◆ **DATASET CONTENT**:
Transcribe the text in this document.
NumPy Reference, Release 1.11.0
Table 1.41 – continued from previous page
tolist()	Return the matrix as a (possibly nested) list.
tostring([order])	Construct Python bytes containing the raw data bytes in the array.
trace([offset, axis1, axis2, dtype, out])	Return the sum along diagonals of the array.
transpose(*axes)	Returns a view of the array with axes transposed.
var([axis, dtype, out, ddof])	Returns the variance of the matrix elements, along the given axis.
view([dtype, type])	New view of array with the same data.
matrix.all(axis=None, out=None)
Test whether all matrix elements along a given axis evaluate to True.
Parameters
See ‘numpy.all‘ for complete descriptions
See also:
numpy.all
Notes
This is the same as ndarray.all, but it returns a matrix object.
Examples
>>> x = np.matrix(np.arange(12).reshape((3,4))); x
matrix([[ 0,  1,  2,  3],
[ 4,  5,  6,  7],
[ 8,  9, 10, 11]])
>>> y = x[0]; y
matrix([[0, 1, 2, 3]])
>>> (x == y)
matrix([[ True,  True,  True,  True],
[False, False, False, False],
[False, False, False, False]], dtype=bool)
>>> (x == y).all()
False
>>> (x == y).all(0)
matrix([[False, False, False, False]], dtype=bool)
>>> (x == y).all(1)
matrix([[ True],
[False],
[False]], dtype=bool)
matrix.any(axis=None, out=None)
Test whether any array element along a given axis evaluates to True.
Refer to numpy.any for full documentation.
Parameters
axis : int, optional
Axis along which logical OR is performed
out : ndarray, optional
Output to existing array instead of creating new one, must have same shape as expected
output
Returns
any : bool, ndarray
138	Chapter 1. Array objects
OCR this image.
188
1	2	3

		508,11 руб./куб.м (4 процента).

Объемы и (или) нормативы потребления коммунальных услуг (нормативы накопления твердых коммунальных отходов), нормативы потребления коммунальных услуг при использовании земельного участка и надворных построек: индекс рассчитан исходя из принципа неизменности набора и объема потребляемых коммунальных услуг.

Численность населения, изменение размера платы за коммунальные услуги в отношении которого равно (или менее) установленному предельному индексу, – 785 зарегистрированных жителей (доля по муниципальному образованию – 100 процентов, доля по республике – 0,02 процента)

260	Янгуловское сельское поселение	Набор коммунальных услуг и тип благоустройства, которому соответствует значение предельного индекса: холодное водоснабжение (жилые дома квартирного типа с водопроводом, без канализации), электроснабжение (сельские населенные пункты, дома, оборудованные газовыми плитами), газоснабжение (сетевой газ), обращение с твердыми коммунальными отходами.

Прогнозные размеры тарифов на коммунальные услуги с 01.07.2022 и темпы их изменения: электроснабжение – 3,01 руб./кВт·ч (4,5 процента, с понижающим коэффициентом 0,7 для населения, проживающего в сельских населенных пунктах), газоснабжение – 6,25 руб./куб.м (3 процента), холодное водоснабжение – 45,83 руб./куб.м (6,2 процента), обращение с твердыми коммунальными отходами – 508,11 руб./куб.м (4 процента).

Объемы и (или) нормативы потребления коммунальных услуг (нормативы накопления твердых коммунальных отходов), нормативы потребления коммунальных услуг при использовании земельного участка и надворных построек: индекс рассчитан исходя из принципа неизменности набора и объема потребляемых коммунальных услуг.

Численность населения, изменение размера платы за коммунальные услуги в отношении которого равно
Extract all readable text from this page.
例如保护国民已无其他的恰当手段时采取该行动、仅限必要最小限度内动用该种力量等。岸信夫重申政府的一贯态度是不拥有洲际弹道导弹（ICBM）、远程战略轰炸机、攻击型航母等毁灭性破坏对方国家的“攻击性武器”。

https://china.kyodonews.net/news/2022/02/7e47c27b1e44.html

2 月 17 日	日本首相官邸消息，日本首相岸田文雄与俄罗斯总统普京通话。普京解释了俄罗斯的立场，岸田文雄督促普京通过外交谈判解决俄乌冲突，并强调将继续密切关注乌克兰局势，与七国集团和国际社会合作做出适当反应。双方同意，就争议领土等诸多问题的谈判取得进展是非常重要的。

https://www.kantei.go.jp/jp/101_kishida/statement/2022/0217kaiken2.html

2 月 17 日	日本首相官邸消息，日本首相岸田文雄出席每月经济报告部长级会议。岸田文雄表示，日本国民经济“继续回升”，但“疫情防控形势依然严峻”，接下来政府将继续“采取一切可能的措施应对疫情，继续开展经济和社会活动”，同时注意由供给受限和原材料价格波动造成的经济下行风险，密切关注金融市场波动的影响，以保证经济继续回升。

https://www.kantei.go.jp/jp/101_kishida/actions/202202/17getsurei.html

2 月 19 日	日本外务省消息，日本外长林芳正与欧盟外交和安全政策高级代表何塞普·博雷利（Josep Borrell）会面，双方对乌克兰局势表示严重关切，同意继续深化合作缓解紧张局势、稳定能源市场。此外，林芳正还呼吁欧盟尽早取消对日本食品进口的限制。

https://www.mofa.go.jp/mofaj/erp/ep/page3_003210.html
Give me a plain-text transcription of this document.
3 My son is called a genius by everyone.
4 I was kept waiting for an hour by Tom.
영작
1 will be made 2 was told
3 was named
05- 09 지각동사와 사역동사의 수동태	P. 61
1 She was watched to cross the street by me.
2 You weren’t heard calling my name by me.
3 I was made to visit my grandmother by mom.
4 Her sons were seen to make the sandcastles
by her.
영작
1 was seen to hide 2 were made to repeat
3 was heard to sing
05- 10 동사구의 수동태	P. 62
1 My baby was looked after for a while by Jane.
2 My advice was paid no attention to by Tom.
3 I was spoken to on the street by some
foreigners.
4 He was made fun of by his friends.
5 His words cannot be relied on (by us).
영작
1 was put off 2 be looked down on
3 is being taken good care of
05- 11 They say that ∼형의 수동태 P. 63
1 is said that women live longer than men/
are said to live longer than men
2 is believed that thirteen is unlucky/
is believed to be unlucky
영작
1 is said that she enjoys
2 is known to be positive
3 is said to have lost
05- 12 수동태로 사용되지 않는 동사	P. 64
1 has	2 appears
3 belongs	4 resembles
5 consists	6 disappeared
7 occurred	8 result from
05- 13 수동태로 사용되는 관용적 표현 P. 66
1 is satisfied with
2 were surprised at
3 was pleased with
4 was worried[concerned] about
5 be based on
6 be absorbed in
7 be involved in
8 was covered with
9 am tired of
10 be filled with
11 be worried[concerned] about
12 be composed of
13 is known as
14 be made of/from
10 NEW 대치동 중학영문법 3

◆ **TASK REQUIREMENTS**: Copy out every line with the word "about".

◆ **FINISHED EXERCISE**:
4 was worried[concerned] about
11 be worried[concerned] about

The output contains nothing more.